FONTE

Quindi Annibale, dopo la battaglia di Canne, risalendo il corso dell’Ofanto, puntò sulla colonia romana di Conza la cui capitolazione gli venne offerta da Stazio, e qui stabilì un proprio presidio, affidandone il comando a suo fratello Magone.

Da Conza Annibale risalì l’Irpinia dove fu accolto con favore; tuttavia, ad eccezione delle città di Capua, Siracusa e Taranto, le popolazioni italiche, contrariamente alle aspettative, non si sollevarono contro Roma.

I Romani, con Fabio Massimo, adottarono la tattica della resistenza passiva evitando gli scontri frontali ed il condottiero cartaginese, ormai provato dalla lunga campagna di guerra, incapace di arginare le azioni di guerriglia che il nemico portava ora in territorio sannitico, ora irpino, ora campano, pose i suoi accampamenti presso Capua.

I rinforzi partiti dalla Spagna al comando del fratello Asdrubale vennero intercettati e dispersi sul Metauro nel 207 a.C. e Cartagine, non più in condizione di sostenere gli enormi costi di una spedizione che tuttora si rivelava dagli esiti incerti, richiamò Annibale in patria.

Roma organizzò allora un esercito che, al comando di Quinto Fabio, irruppe nel Sannio e riconquistò le terre caudine, riversandosi quindi in Irpinia. Ogni residua resistenza fu travolta. Fra le altre, fu saccheggiata e rasa al suolo l’antica Paternopoli, la sannitica Bovianum in località Serra, e furono dispersi i suoi abitanti e ridotti in cattività gli uomini idonei alle armi. Sul suo territorio fu insediato un presidio militare per il controllo dei passi delle valli del Fredane e del Calore. Conza fu espugnata.

La vendetta dei Romani fu terribile e ovunque seminarono distruzione e morte per punire gli Irpini del sostegno offerto al Cartaginese. Bande di soldataglia imperversarono per le nostre contrade, compiendo incursioni, assaltando villaggi, depredando, stuprando, massacrando, seguite e incoraggiate da mercanti rapaci, pronti ad acquistare i bottini per trarne lucro sui fiorenti mercati di Roma.

La popolazione civile fu costretta a cercare rifugio in luoghi inaccessibili e sicuri, quali monti e boscaglie, ma tante furono le vittime della rappresaglia che l’intera regione risultò irrimediabilmente spopolata, al punto che Quinto Flaminio, come testimonia Plutarco, fu mandato a Conza con nuovi coloni dietro richiesta degli stessi conzani.

A tal proposito Giuseppe de Jorio, nello scrivere di Paternopoli, così esordisce: ... fu oppido molto antico. Il suo territorio era compreso nella “Pertica Eclanense”, giusta il chiarissimo abate Guarini, e senza dubbio venne occupato colle campagne della vetusta Taurasia dai vinti Liguri-Apuani, che con 45.000 famiglie furono obbligati dai consoli Tamfilo e Publio a popolare le contrade che si estendono nelle vicinanze di Taurasia1.

DATI ESTRATTI
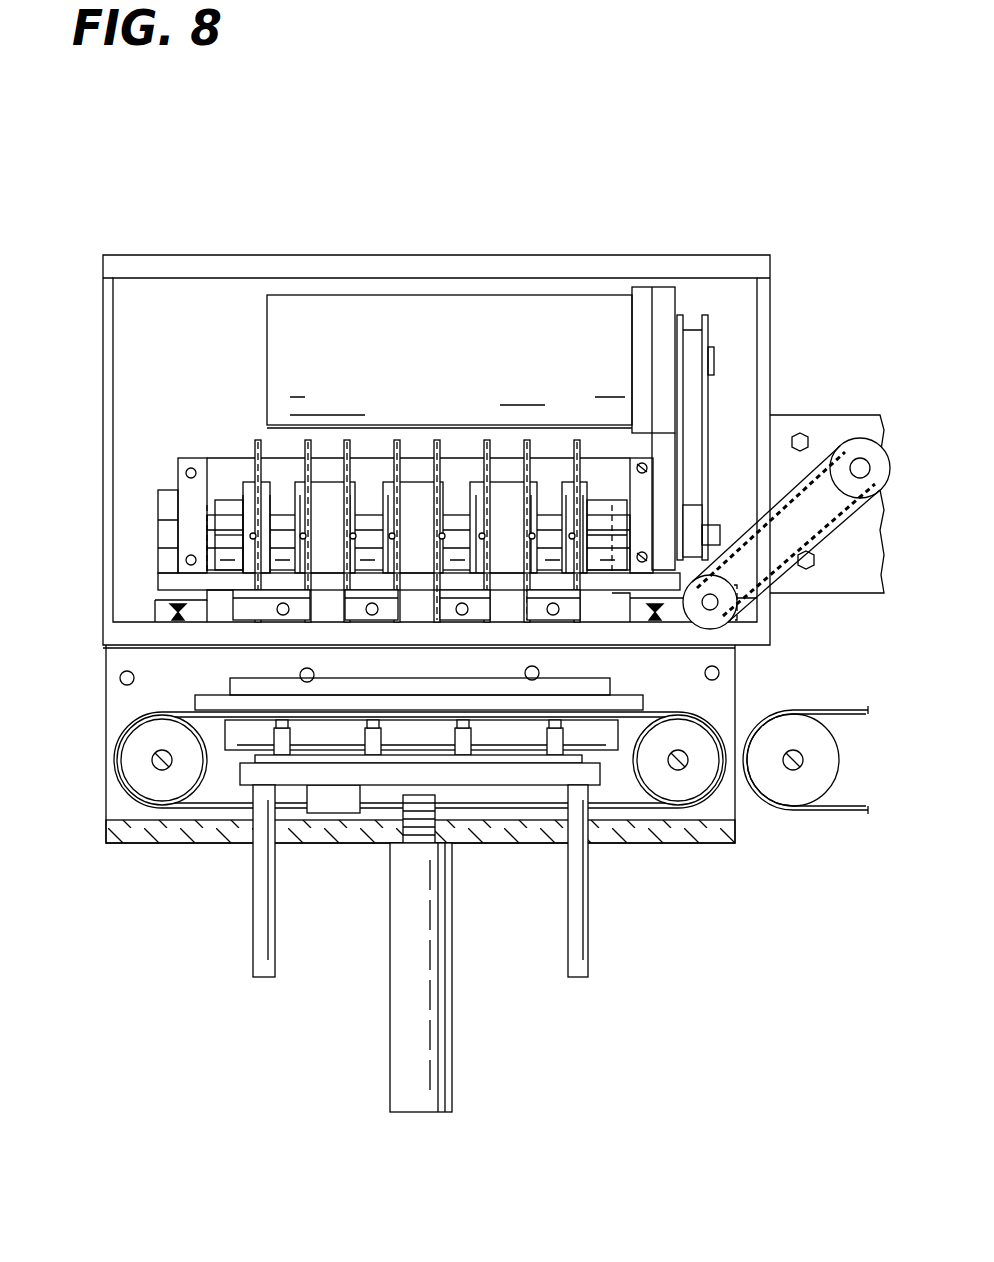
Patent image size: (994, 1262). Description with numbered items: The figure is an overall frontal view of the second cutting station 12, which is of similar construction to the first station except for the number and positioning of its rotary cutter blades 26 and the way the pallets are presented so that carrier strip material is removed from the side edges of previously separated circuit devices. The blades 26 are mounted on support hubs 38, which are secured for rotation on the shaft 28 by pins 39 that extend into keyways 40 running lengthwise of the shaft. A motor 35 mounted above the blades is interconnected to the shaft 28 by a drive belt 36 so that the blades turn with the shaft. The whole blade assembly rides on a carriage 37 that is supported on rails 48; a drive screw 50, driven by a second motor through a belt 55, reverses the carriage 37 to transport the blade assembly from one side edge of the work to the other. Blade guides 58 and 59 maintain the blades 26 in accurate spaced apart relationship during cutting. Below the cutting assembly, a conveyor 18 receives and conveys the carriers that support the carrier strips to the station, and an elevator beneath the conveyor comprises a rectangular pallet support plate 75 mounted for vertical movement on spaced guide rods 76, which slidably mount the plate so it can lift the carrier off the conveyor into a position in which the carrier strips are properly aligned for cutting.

The second cutting station 12 is at (97, 432).
The conveyor 18 is at (208, 812).
The rotary cutter blades 26 is at (400, 455).
The shaft 28 is at (268, 460).
The motor 35 is at (487, 312).
The drive belt 36 is at (695, 450).
The carriage 37 is at (330, 580).
The support hubs 38 is at (326, 478).
The pins 39 is at (562, 522).
The keyways 40 is at (625, 520).
The rails 48 is at (185, 628).
The drive screw 50 is at (735, 612).
The belt 55 is at (792, 575).
The blade guide 58 is at (540, 612).
The blade guide 59 is at (248, 615).
The pallet support plate 75 is at (447, 775).
The guide rods 76 is at (578, 897).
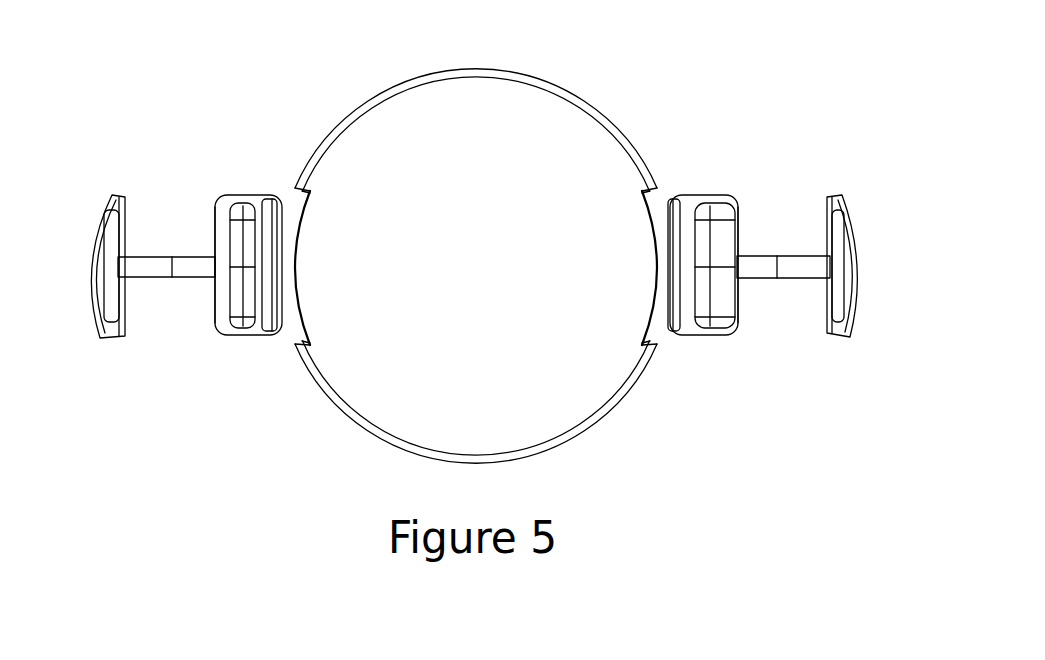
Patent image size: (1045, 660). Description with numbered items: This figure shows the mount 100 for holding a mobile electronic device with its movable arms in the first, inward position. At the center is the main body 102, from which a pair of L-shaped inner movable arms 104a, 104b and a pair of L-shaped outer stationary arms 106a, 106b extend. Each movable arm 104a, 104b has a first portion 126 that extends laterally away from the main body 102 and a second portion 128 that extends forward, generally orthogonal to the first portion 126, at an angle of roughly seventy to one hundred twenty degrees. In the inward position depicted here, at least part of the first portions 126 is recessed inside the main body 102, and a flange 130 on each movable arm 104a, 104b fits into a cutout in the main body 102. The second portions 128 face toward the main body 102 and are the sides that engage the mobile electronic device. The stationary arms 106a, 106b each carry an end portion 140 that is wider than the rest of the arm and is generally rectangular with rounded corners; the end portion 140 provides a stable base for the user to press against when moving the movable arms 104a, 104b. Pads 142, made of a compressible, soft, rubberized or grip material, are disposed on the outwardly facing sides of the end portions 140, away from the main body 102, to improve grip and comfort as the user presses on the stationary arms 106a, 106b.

The mount 100 is at (881, 107).
The main body 102 is at (463, 103).
The movable arm 104a is at (724, 310).
The movable arm 104b is at (262, 334).
The stationary arm 106a is at (800, 263).
The stationary arm 106b is at (142, 258).
The first portion 126 is at (268, 195).
The second portion 128 is at (218, 290).
The flange 130 is at (294, 189).
The end portion 140 is at (118, 193).
The pad 142 is at (92, 293).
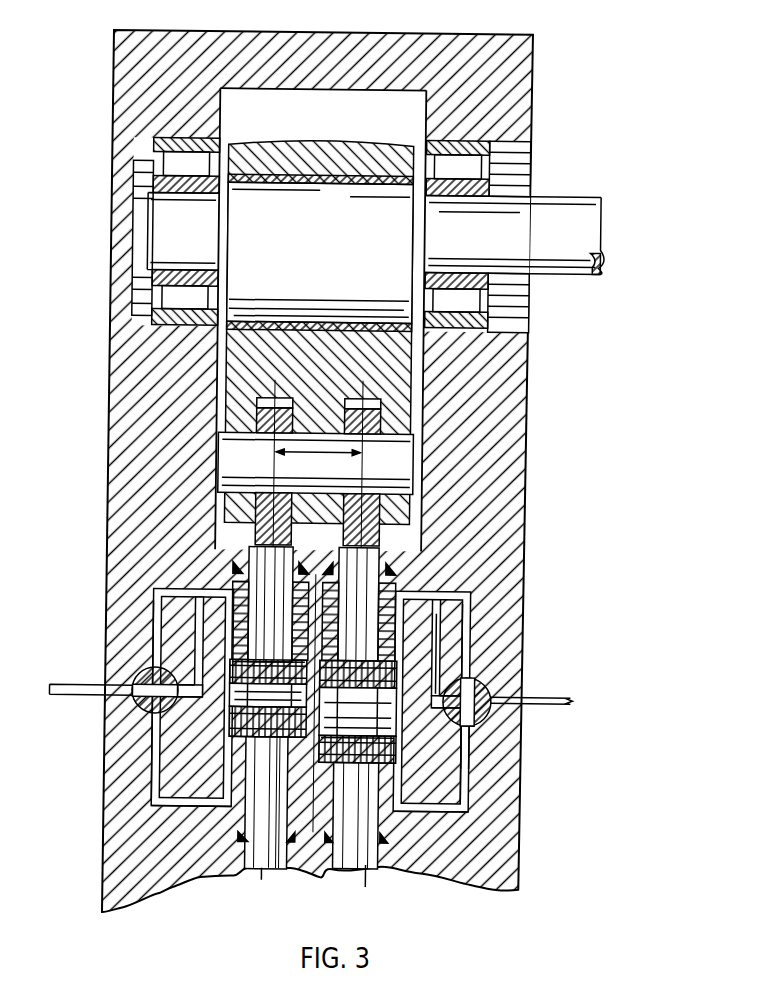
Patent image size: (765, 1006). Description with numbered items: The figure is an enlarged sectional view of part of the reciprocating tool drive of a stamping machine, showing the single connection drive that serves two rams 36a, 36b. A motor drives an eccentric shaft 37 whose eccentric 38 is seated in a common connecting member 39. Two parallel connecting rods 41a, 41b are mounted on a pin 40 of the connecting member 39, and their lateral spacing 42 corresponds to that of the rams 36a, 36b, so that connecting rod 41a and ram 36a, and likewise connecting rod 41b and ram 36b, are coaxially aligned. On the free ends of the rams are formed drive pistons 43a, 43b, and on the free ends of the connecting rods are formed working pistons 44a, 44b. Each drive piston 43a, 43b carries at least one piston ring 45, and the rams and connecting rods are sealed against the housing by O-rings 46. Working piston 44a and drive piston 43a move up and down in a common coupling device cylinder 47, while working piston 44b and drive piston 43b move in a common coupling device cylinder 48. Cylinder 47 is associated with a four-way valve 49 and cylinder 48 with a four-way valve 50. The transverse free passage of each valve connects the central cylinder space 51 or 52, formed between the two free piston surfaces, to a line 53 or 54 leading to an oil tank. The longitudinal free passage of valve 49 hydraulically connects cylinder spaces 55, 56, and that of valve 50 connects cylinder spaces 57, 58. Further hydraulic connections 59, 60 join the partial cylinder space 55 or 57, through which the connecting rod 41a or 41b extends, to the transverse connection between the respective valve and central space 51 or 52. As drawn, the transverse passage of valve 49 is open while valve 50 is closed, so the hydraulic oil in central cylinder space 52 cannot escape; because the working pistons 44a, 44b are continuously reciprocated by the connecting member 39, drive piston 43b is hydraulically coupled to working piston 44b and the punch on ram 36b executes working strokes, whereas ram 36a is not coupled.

The ram 36a is at (271, 866).
The ram 36b is at (372, 872).
The eccentric shaft 37 is at (566, 214).
The eccentric 38 is at (430, 345).
The connecting member 39 is at (238, 374).
The pin 40 is at (398, 484).
The connecting rod 41a is at (238, 708).
The connecting rod 41b is at (419, 708).
The lateral spacing 42 is at (322, 441).
The drive piston 43a is at (247, 758).
The drive piston 43b is at (399, 832).
The working piston 44a is at (172, 652).
The working piston 44b is at (385, 745).
The piston ring 45 is at (238, 726).
The O-ring 46 is at (403, 566).
The coupling device cylinder 47 is at (284, 860).
The coupling device cylinder 48 is at (334, 832).
The four-way valve 49 is at (130, 720).
The four-way valve 50 is at (502, 714).
The central cylinder space 51 is at (277, 745).
The central cylinder space 52 is at (352, 770).
The line 53 is at (100, 685).
The line 54 is at (540, 705).
The cylinder space 55 is at (240, 566).
The cylinder space 56 is at (236, 836).
The cylinder space 57 is at (430, 640).
The cylinder space 58 is at (408, 796).
The hydraulic connection 59 is at (165, 620).
The hydraulic connection 60 is at (452, 668).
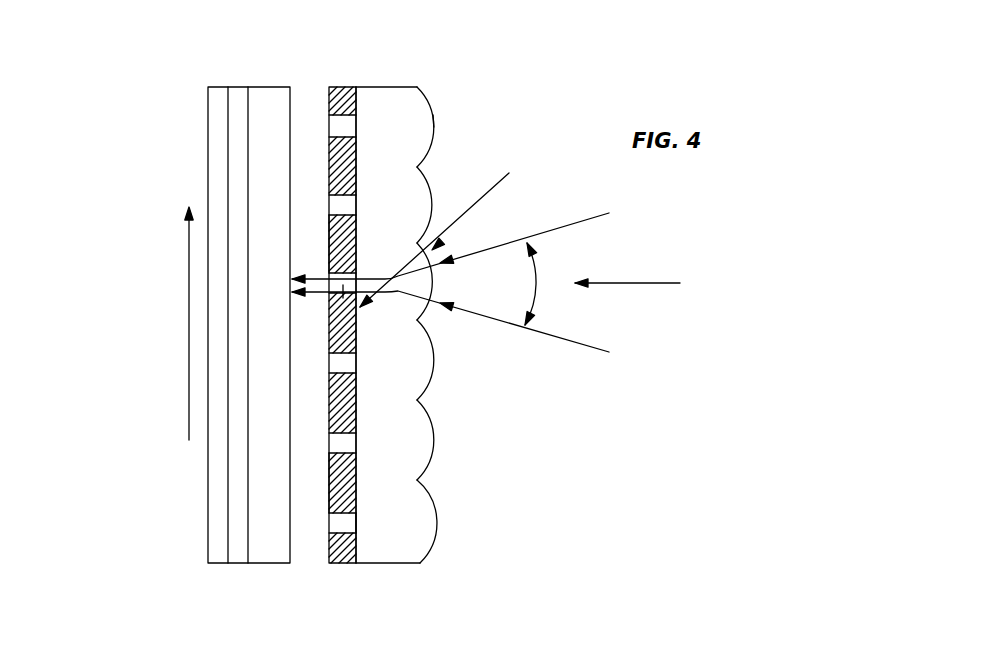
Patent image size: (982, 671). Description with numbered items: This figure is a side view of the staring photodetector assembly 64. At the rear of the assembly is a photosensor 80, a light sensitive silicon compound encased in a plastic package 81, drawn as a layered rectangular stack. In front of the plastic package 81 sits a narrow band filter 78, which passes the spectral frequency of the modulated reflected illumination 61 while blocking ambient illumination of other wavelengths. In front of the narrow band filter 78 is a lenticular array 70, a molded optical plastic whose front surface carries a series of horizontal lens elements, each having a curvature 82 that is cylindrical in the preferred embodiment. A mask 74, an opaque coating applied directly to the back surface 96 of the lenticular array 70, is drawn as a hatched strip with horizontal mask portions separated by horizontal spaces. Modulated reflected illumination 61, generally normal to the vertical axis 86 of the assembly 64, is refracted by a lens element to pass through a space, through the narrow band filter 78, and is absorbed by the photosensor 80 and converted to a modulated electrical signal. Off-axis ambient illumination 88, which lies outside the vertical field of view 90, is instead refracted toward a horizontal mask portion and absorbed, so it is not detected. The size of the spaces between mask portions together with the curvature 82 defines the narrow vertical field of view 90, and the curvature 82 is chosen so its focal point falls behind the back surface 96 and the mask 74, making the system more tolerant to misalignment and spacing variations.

The modulated reflected illumination 61 is at (640, 283).
The staring photodetector assembly 64 is at (385, 50).
The lenticular array 70 is at (400, 87).
The mask 74 is at (338, 85).
The narrow band filter 78 is at (268, 93).
The photosensor 80 is at (229, 110).
The plastic package 81 is at (215, 106).
The curvature 82 is at (433, 123).
The vertical axis 86 is at (188, 247).
The off-axis ambient illumination 88 is at (483, 196).
The vertical field of view 90 is at (540, 268).
The back surface 96 is at (358, 522).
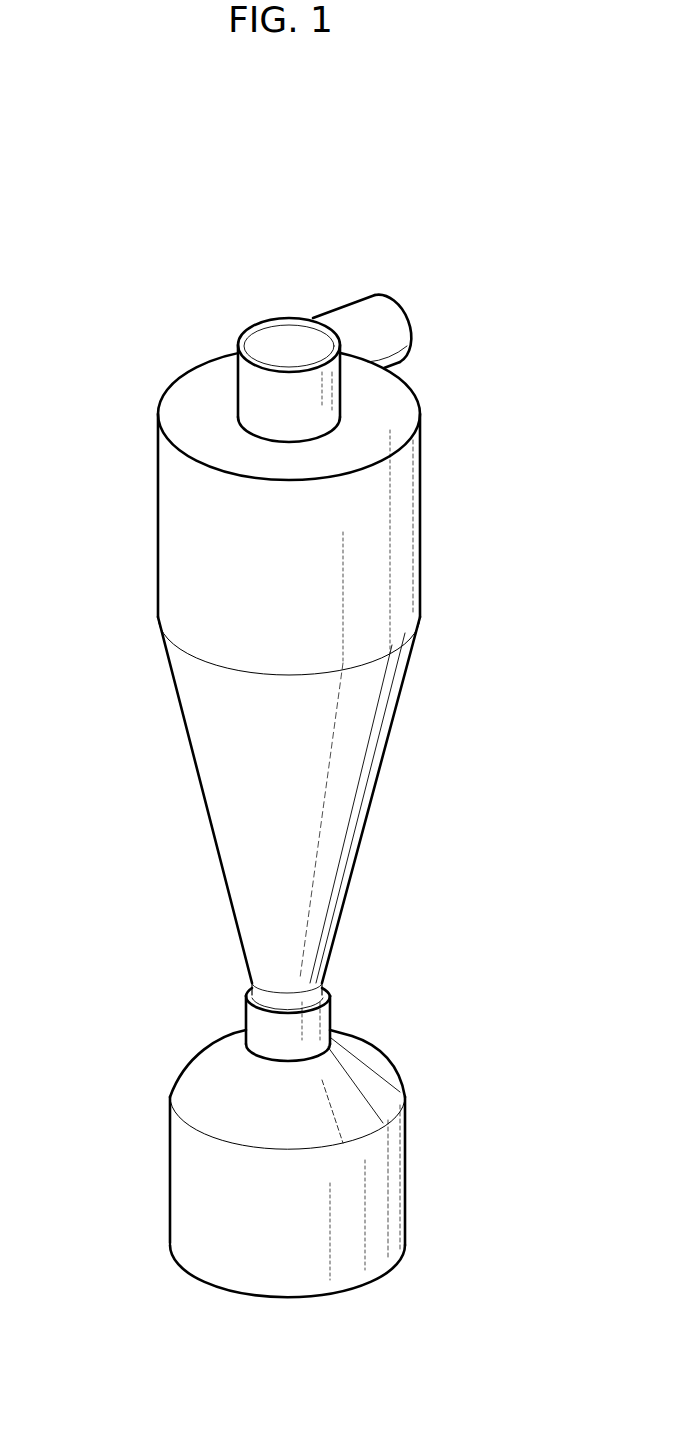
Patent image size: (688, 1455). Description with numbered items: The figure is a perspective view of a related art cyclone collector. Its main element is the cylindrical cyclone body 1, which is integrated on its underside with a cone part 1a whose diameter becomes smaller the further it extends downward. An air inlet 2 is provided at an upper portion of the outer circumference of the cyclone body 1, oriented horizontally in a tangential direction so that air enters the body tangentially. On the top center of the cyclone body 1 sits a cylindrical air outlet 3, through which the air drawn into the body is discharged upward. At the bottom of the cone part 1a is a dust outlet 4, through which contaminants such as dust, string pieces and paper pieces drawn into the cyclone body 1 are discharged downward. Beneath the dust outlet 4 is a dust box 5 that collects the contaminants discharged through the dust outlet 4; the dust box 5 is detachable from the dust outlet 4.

The cyclone body 1 is at (398, 525).
The cone part 1a is at (372, 742).
The air inlet 2 is at (352, 315).
The air outlet 3 is at (247, 389).
The dust outlet 4 is at (263, 995).
The dust box 5 is at (183, 1197).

OBIETTIVO DELL'ESERCIZIO
In base al testo su Annibale e l'Irpinia, rispondi alle domande seguenti.
(a) A chi affidò Annibale il comando del presidio stabilito a Conza?
(b) Dove e in quale anno furono intercettati e dispersi i rinforzi guidati da Asdrubale?
(c) Secondo la testimonianza di Plutarco, chi fu mandato a Conza con nuovi coloni?

RISPOSTA
(a) Al fratello Magone.
(b) Sul Metauro, nel 207 a.C.
(c) Quinto Flaminio.